§ To be done
Please render the lines from the one containing "chevron-down-icon[interactable] [308,547,338,582]" through the one containing "Annotate this image: element", both included, as a JSON list of strings with one string per line and blank lines left out.

:::

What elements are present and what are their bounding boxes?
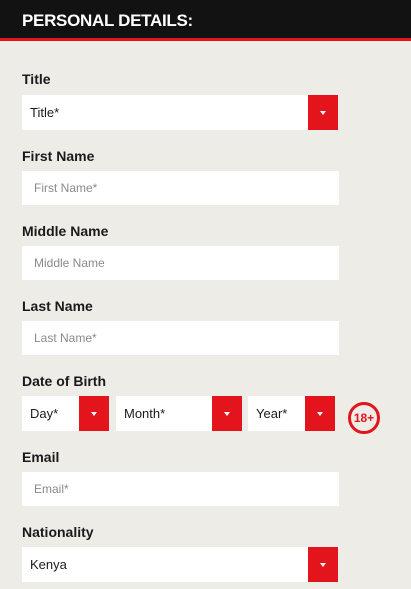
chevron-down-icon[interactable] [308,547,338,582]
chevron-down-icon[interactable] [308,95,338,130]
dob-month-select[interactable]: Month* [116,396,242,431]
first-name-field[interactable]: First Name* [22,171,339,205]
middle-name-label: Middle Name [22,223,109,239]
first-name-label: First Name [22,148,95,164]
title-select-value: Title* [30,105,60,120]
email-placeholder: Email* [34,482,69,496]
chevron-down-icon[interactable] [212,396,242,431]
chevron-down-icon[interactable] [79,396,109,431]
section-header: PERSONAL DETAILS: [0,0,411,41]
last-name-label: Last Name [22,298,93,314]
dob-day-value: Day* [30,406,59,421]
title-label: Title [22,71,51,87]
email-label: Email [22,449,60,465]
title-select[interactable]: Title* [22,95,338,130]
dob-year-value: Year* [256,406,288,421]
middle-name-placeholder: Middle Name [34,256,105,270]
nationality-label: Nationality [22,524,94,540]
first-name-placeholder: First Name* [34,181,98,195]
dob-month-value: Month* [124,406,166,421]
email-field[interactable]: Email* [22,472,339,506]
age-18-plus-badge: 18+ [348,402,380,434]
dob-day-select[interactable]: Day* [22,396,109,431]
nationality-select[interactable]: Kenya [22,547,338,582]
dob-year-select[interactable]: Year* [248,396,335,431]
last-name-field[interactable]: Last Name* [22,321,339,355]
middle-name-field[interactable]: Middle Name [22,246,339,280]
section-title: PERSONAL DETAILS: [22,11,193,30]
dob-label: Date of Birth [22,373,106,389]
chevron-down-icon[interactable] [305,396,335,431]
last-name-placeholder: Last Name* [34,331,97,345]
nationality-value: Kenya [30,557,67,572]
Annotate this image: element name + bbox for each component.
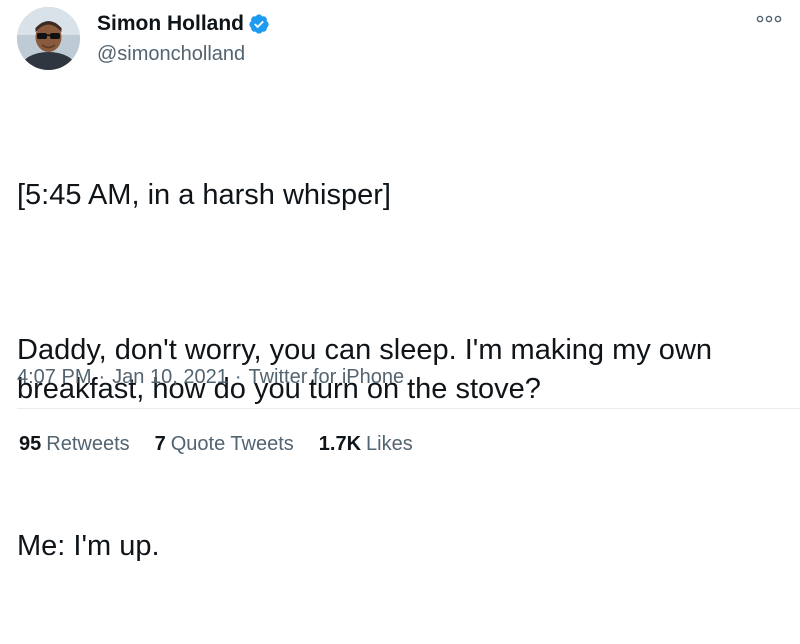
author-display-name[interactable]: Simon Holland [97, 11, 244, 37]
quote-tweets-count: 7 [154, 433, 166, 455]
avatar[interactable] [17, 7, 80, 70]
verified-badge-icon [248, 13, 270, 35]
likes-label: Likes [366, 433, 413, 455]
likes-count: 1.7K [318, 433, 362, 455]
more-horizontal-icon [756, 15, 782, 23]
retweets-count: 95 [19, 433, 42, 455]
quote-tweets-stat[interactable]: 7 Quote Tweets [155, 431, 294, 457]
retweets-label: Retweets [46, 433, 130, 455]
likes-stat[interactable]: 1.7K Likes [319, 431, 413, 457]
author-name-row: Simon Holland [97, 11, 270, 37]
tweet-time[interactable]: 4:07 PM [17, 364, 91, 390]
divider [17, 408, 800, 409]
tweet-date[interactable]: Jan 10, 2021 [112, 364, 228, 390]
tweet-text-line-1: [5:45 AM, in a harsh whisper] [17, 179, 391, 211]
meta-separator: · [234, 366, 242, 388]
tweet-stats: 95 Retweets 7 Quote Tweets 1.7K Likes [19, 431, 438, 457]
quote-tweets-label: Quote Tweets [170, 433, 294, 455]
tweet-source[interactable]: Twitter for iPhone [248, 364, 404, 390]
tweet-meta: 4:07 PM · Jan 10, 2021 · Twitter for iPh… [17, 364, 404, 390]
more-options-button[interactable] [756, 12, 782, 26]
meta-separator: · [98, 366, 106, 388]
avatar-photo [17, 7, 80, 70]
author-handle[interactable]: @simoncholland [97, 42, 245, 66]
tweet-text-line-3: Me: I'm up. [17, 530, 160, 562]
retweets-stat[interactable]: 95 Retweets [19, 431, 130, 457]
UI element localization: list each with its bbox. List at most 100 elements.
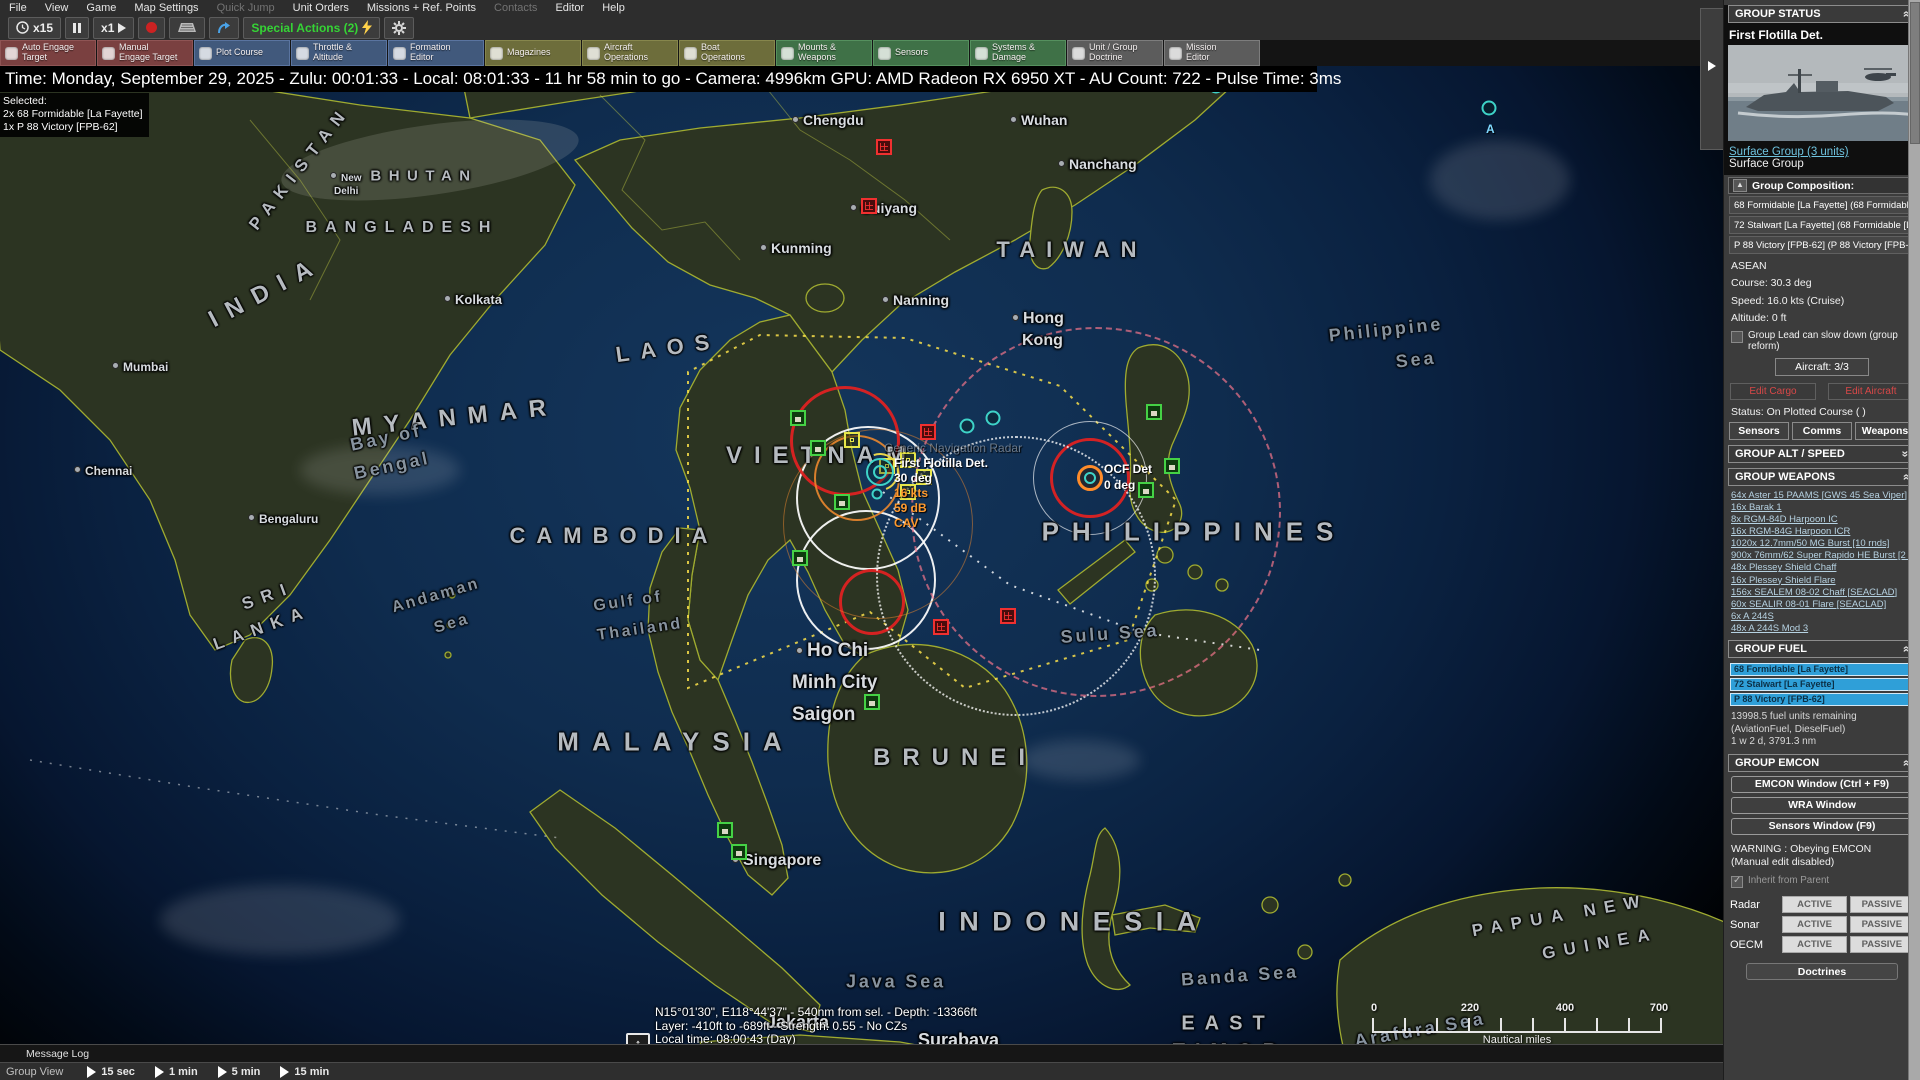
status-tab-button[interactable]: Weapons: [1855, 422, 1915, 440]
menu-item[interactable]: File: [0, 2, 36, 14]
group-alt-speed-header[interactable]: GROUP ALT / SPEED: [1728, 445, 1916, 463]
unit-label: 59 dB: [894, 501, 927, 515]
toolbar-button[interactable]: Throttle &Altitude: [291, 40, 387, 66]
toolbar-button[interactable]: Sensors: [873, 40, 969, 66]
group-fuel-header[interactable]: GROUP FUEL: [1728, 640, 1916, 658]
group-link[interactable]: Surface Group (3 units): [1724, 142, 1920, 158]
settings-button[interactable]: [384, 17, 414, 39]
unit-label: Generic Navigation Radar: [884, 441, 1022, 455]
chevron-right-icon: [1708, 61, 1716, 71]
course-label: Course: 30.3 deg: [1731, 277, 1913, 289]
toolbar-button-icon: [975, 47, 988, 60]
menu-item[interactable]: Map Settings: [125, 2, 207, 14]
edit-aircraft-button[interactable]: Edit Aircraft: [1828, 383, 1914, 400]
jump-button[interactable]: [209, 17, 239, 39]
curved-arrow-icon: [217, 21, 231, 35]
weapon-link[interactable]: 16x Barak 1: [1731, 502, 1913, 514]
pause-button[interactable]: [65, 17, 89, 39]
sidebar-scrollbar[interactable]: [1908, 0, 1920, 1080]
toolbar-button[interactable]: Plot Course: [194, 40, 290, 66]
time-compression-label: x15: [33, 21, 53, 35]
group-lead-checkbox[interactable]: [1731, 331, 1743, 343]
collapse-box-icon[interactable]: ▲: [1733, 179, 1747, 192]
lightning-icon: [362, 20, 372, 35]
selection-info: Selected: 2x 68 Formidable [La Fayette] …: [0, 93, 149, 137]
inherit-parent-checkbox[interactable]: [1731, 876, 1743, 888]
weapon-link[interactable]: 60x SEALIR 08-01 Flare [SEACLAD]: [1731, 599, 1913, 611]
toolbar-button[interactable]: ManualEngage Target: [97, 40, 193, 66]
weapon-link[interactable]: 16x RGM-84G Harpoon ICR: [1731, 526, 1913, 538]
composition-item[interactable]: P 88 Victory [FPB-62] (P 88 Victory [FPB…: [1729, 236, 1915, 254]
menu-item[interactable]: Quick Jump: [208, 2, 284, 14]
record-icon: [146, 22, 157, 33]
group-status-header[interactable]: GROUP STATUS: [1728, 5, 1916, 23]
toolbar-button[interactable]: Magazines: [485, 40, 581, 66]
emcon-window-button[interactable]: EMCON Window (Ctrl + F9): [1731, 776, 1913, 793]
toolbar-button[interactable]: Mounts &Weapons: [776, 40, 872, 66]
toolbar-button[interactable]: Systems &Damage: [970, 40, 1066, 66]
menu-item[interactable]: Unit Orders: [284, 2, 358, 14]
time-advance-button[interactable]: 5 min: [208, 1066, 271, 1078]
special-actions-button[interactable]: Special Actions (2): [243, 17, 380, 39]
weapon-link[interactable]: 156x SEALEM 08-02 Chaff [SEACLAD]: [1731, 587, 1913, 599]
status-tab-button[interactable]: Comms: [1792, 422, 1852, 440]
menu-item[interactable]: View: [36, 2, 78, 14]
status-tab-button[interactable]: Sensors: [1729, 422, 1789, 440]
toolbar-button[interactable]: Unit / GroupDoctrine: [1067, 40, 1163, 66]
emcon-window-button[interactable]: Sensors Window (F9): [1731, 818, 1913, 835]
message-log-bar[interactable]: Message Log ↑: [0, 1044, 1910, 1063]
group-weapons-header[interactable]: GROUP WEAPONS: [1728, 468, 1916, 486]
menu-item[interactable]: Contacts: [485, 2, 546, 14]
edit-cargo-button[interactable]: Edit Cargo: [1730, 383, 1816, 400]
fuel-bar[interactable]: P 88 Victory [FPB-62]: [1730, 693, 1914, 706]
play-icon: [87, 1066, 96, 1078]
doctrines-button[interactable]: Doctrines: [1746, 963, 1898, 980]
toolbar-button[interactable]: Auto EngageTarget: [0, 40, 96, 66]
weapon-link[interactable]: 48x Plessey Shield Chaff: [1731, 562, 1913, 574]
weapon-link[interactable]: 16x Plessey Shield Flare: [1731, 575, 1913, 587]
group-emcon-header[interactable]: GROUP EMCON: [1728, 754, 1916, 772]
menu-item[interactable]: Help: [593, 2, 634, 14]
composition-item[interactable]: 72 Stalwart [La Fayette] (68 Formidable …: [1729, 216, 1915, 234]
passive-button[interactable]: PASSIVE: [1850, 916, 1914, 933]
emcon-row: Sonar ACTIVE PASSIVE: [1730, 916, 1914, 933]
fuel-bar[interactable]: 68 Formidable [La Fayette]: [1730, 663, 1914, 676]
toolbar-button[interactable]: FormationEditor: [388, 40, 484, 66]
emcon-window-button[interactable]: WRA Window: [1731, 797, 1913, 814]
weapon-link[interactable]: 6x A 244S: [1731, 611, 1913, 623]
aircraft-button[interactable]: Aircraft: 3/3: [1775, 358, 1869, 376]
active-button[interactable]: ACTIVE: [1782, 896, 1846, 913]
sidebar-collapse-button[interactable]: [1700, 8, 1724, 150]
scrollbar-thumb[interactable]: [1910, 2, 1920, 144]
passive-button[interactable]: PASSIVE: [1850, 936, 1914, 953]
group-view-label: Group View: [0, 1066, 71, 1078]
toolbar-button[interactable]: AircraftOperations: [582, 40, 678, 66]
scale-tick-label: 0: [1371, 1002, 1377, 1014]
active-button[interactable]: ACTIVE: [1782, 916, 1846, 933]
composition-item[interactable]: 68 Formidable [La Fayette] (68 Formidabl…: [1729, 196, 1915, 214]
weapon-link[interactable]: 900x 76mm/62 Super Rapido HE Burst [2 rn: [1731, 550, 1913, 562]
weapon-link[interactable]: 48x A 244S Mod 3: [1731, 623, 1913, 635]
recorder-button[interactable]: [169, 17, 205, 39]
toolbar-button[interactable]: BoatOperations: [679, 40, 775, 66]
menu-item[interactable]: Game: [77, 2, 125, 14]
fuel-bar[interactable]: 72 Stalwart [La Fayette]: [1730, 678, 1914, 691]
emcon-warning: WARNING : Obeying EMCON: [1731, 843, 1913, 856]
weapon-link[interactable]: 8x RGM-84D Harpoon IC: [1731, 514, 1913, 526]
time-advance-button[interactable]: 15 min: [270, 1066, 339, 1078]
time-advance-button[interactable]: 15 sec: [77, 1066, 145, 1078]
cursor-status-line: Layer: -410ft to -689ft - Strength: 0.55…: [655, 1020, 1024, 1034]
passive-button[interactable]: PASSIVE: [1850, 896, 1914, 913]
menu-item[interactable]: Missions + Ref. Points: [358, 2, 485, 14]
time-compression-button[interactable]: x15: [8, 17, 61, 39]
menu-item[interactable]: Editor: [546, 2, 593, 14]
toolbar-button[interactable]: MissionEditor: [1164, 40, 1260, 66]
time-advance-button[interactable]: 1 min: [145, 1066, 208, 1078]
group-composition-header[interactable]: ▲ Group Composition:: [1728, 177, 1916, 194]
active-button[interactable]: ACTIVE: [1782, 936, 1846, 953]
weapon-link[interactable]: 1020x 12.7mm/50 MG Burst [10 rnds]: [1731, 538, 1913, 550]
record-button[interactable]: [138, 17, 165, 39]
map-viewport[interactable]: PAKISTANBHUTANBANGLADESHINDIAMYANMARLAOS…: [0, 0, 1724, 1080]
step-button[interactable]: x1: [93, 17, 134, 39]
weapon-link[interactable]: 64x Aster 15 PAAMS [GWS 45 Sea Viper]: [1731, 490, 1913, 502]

:::

§ Result of this exercise
[
  "chevron-down-icon[interactable] [308,547,338,582]",
  "chevron-down-icon[interactable] [308,95,338,130]",
  "dob-month-select[interactable]: Month* [116,396,242,431]",
  "first-name-field[interactable]: First Name* [22,171,339,205]",
  "middle-name-label: Middle Name [22,223,109,239]",
  "first-name-label: First Name [22,148,95,164]",
  "title-select-value: Title* [30,105,60,120]",
  "email-placeholder: Email* [34,482,69,496]",
  "chevron-down-icon[interactable] [212,396,242,431]",
  "chevron-down-icon[interactable] [79,396,109,431]",
  "section-header: PERSONAL DETAILS: [0,0,411,41]",
  "last-name-label: Last Name [22,298,93,314]",
  "dob-day-value: Day* [30,406,59,421]",
  "title-label: Title [22,71,51,87]",
  "email-label: Email [22,449,60,465]",
  "title-select[interactable]: Title* [22,95,338,130]",
  "dob-year-value: Year* [256,406,288,421]",
  "middle-name-placeholder: Middle Name [34,256,105,270]",
  "nationality-label: Nationality [22,524,94,540]",
  "first-name-placeholder: First Name* [34,181,98,195]",
  "dob-month-value: Month* [124,406,166,421]",
  "email-field[interactable]: Email* [22,472,339,506]",
  "age-18-plus-badge: 18+ [348,402,380,434]",
  "dob-day-select[interactable]: Day* [22,396,109,431]",
  "nationality-select[interactable]: Kenya [22,547,338,582]",
  "dob-year-select[interactable]: Year* [248,396,335,431]",
  "last-name-field[interactable]: Last Name* [22,321,339,355]",
  "middle-name-field[interactable]: Middle Name [22,246,339,280]",
  "section-title: PERSONAL DETAILS: [22,11,193,30]",
  "dob-label: Date of Birth [22,373,106,389]",
  "chevron-down-icon[interactable] [305,396,335,431]",
  "last-name-placeholder: Last Name* [34,331,97,345]",
  "nationality-value: Kenya [30,557,67,572]",
  "Annotate this image: element name + bbox for each component."
]